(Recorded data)

--- --- ---

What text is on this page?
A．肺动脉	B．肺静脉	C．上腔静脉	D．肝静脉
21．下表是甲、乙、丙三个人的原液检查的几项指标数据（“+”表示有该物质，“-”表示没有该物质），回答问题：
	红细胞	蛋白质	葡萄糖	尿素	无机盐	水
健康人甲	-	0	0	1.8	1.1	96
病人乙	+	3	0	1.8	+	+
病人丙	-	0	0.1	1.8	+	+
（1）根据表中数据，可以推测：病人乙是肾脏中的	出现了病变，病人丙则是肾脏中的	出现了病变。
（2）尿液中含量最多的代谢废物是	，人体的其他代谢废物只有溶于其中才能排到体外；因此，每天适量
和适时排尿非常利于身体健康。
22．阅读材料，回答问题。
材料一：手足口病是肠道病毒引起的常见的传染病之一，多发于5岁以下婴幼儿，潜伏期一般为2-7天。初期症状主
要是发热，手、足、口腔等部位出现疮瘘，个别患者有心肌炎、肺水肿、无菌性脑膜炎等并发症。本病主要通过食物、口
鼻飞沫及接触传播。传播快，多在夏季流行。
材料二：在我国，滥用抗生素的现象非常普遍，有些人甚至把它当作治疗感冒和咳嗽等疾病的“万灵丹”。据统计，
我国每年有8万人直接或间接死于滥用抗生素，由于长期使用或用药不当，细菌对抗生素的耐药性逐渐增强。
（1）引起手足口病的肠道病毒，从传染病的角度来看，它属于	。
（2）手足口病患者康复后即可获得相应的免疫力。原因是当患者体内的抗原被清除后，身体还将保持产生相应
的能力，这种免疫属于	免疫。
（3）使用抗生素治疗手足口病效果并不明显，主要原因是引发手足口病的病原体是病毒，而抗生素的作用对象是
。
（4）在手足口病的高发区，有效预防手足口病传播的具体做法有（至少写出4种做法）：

--- --- ---

▸ What you need to do
Reproduce every entry shown above, precisely as it stands.

▸ Answer to this task
What text is on this page?
A．肺动脉	B．肺静脉	C．上腔静脉	D．肝静脉
21．下表是甲、乙、丙三个人的原液检查的几项指标数据（“+”表示有该物质，“-”表示没有该物质），回答问题：
	红细胞	蛋白质	葡萄糖	尿素	无机盐	水
健康人甲	-	0	0	1.8	1.1	96
病人乙	+	3	0	1.8	+	+
病人丙	-	0	0.1	1.8	+	+
（1）根据表中数据，可以推测：病人乙是肾脏中的	出现了病变，病人丙则是肾脏中的	出现了病变。
（2）尿液中含量最多的代谢废物是	，人体的其他代谢废物只有溶于其中才能排到体外；因此，每天适量
和适时排尿非常利于身体健康。
22．阅读材料，回答问题。
材料一：手足口病是肠道病毒引起的常见的传染病之一，多发于5岁以下婴幼儿，潜伏期一般为2-7天。初期症状主
要是发热，手、足、口腔等部位出现疮瘘，个别患者有心肌炎、肺水肿、无菌性脑膜炎等并发症。本病主要通过食物、口
鼻飞沫及接触传播。传播快，多在夏季流行。
材料二：在我国，滥用抗生素的现象非常普遍，有些人甚至把它当作治疗感冒和咳嗽等疾病的“万灵丹”。据统计，
我国每年有8万人直接或间接死于滥用抗生素，由于长期使用或用药不当，细菌对抗生素的耐药性逐渐增强。
（1）引起手足口病的肠道病毒，从传染病的角度来看，它属于	。
（2）手足口病患者康复后即可获得相应的免疫力。原因是当患者体内的抗原被清除后，身体还将保持产生相应
的能力，这种免疫属于	免疫。
（3）使用抗生素治疗手足口病效果并不明显，主要原因是引发手足口病的病原体是病毒，而抗生素的作用对象是
。
（4）在手足口病的高发区，有效预防手足口病传播的具体做法有（至少写出4种做法）：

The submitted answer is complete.